**SHORT TASK:**
Look through the data for the string "marker". Copy every line where it is found.

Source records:
◇ ◇ ◇ ◇ ◇

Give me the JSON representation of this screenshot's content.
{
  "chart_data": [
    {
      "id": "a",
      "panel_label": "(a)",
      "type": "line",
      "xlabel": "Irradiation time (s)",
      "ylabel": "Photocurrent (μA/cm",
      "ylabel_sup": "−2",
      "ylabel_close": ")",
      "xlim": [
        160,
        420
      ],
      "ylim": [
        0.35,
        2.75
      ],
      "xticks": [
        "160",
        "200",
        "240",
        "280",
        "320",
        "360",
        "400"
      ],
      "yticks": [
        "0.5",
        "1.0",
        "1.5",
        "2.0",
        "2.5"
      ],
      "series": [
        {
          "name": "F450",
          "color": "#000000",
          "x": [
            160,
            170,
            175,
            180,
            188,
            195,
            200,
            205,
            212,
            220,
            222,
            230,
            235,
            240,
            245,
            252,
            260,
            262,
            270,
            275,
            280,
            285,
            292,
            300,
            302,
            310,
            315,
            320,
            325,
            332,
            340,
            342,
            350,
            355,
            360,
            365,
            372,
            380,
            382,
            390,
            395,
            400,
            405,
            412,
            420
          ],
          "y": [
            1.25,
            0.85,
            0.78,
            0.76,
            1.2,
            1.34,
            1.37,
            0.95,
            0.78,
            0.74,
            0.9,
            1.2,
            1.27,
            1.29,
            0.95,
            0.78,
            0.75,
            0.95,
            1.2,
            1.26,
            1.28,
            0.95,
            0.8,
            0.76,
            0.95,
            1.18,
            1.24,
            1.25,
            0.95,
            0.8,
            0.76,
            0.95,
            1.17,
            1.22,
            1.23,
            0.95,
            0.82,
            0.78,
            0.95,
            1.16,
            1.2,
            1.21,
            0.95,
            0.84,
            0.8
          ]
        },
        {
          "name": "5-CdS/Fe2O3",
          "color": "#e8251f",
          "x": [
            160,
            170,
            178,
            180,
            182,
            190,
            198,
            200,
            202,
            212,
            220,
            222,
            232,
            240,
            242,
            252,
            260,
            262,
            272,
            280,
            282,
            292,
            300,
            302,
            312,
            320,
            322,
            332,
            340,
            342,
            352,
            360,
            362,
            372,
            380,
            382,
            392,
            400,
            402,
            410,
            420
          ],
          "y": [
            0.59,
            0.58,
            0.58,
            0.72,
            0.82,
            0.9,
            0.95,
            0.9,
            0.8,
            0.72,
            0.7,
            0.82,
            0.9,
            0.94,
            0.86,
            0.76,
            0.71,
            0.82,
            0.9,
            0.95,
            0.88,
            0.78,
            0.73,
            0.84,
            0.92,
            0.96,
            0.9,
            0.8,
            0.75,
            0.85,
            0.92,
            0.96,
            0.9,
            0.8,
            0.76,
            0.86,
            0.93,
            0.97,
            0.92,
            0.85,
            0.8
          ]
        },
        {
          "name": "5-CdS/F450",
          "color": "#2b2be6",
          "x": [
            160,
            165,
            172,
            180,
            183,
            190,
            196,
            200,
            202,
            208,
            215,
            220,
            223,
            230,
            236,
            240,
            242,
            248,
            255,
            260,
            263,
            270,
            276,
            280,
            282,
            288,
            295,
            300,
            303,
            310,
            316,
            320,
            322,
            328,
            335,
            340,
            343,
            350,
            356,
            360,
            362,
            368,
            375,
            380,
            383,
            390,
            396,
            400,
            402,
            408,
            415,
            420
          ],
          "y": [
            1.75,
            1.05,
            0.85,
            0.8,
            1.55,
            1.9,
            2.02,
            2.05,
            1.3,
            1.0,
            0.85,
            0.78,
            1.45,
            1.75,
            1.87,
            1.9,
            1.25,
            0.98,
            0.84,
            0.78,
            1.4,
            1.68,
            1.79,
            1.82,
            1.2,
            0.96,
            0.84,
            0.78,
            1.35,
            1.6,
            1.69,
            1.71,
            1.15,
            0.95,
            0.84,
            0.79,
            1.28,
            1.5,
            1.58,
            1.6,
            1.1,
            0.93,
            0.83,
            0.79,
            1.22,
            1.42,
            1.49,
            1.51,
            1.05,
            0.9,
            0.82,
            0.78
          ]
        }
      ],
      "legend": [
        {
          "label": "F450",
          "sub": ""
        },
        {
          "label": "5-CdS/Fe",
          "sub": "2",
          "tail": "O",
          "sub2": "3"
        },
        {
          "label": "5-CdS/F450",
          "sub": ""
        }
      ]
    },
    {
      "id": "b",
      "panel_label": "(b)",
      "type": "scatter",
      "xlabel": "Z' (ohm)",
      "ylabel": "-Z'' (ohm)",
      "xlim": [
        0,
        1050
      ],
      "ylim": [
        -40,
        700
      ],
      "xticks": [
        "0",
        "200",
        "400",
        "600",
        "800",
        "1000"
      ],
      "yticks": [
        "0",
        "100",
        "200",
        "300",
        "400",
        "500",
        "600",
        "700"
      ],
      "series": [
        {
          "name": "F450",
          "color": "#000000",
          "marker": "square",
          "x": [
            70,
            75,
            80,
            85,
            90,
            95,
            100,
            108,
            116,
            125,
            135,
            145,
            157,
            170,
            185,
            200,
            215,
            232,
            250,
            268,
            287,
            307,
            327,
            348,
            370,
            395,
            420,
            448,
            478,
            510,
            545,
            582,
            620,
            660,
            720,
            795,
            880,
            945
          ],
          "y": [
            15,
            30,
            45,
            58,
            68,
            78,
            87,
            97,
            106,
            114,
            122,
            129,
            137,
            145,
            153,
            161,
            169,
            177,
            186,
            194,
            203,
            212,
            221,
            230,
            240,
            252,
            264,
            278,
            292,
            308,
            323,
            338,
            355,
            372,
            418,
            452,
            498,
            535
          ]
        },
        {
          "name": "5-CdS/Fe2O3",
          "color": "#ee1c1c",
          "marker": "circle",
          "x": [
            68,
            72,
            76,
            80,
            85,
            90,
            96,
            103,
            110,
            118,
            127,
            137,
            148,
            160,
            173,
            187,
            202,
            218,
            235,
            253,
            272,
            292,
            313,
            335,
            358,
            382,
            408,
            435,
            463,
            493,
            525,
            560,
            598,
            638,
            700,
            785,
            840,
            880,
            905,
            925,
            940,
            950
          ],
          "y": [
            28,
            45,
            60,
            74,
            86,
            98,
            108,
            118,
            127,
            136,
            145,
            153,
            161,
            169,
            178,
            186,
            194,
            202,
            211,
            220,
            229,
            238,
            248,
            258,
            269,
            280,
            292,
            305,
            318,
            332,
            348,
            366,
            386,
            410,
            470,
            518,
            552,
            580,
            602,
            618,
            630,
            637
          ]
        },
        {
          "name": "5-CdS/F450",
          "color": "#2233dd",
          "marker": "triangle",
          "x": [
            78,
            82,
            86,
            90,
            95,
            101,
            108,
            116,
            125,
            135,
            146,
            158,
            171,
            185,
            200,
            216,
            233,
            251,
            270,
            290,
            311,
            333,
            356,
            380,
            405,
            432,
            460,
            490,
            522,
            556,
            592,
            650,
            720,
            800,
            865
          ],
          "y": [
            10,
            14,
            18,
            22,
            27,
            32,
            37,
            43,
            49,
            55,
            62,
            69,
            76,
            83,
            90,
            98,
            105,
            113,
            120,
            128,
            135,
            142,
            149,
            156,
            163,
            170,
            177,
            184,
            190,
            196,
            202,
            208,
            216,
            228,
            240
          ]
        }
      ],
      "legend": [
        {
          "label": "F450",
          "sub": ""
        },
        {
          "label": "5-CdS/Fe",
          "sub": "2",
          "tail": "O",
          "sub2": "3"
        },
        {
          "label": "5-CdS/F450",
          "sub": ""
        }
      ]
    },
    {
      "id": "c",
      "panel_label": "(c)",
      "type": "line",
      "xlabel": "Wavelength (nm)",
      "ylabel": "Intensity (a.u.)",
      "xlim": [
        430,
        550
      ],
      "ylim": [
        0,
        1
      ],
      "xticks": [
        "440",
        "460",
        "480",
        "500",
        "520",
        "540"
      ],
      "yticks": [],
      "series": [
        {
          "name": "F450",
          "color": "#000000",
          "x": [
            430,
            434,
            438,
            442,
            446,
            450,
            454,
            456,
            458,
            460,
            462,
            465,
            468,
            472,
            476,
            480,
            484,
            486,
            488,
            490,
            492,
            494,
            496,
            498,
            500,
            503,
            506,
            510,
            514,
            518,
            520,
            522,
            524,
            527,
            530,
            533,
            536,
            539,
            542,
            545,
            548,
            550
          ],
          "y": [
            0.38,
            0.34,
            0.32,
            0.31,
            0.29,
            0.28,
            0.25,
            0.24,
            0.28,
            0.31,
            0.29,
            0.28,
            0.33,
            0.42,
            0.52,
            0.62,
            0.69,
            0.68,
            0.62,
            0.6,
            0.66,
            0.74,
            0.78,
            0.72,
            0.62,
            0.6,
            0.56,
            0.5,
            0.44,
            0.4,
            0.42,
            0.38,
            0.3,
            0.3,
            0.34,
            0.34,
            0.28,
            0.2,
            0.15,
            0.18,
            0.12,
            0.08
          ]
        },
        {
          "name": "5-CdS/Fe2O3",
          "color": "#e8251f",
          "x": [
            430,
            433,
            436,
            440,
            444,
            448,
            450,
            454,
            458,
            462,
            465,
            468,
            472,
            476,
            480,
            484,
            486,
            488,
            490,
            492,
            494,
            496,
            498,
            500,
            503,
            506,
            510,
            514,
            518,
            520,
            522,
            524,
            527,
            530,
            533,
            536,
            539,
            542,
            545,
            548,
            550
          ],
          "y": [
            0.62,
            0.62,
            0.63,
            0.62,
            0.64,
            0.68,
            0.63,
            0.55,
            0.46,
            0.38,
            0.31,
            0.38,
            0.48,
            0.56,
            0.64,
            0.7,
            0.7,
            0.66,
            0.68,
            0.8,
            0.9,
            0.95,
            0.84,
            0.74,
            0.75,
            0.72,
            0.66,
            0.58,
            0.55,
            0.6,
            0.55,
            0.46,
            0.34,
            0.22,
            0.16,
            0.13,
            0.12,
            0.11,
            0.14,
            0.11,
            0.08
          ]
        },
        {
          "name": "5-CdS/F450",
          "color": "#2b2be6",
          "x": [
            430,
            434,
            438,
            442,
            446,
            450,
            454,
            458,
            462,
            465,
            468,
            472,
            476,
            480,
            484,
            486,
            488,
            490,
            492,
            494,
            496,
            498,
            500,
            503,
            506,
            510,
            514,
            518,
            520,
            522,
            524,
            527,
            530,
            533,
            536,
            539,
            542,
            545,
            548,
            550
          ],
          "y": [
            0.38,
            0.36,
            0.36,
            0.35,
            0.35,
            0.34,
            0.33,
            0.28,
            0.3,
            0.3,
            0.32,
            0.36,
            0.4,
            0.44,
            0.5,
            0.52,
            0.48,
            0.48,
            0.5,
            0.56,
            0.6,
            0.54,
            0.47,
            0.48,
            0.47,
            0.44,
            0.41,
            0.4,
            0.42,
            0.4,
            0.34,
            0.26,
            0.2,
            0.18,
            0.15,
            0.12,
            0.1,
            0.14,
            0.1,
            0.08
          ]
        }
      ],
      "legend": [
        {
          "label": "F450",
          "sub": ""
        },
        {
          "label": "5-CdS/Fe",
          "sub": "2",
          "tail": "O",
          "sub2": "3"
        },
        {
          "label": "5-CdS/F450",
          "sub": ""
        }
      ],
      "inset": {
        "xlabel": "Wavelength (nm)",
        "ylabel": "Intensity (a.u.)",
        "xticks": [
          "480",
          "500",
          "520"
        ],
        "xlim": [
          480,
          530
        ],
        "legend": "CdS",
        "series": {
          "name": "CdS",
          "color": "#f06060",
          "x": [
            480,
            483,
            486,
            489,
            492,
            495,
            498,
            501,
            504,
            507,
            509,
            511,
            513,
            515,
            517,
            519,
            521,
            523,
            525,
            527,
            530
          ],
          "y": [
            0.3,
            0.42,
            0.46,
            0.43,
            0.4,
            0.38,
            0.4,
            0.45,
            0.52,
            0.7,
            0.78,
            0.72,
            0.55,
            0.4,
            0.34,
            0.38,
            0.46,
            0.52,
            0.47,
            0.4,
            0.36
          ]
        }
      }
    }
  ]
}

◇ ◇ ◇ ◇ ◇

**COMPLETED TASK:**
          "marker": "square",
          "marker": "circle",
          "marker": "triangle",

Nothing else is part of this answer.